• DIRECTIVE
Pull every line containing the word "riječi" from the records.

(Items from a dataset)
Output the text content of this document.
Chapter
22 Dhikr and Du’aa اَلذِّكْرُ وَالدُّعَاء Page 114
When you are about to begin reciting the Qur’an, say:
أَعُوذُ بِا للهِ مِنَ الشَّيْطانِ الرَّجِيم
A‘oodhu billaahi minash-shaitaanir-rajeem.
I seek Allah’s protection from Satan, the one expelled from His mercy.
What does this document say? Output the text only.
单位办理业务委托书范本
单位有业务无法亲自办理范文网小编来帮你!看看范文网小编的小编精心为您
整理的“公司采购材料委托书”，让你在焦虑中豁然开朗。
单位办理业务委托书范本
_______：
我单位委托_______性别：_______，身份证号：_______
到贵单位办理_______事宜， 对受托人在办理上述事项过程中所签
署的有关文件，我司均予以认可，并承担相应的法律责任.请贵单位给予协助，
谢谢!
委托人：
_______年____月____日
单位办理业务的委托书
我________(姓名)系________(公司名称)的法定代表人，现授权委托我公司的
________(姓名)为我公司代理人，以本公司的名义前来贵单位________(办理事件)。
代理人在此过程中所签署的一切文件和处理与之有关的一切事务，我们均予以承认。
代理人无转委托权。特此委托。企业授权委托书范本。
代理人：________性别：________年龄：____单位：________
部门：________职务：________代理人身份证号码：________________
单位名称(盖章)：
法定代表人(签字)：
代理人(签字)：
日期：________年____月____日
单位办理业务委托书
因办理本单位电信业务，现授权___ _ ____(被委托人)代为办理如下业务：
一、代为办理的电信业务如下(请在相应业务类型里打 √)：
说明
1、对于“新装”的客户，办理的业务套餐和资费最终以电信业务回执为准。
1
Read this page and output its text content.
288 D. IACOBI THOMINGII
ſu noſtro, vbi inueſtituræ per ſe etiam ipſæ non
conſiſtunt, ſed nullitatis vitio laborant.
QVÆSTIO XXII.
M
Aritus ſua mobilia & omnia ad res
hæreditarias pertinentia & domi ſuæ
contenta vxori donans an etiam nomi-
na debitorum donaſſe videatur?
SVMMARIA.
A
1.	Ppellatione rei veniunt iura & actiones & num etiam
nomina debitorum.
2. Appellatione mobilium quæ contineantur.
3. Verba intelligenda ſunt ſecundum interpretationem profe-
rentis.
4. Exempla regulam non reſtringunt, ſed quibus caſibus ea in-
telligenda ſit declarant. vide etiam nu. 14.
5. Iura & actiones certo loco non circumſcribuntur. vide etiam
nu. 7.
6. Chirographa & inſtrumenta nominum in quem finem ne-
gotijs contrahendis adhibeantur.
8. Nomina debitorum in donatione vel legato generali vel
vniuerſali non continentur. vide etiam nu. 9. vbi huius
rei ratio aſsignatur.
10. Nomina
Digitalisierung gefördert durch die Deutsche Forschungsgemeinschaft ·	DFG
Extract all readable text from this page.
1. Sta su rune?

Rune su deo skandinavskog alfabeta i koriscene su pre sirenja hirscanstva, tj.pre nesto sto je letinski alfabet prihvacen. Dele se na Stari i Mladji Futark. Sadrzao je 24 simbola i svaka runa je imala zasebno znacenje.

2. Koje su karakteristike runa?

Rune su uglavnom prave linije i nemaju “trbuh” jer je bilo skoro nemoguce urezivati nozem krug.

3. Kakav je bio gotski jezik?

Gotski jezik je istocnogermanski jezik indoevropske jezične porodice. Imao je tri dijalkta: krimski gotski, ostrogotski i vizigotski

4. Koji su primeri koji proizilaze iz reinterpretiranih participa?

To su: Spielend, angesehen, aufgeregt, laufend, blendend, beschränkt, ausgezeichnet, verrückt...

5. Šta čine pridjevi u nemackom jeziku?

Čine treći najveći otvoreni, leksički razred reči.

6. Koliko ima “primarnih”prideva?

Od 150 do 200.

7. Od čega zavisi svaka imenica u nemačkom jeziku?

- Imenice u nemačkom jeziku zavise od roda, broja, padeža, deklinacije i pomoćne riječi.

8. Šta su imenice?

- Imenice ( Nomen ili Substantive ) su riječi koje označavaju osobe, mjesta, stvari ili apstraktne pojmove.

• RESPONSE TO THE EXERCISE
- Imenice u nemačkom jeziku zavise od roda, broja, padeža, deklinacije i pomoćne riječi.
- Imenice ( Nomen ili Substantive ) su riječi koje označavaju osobe, mjesta, stvari ili apstraktne pojmove.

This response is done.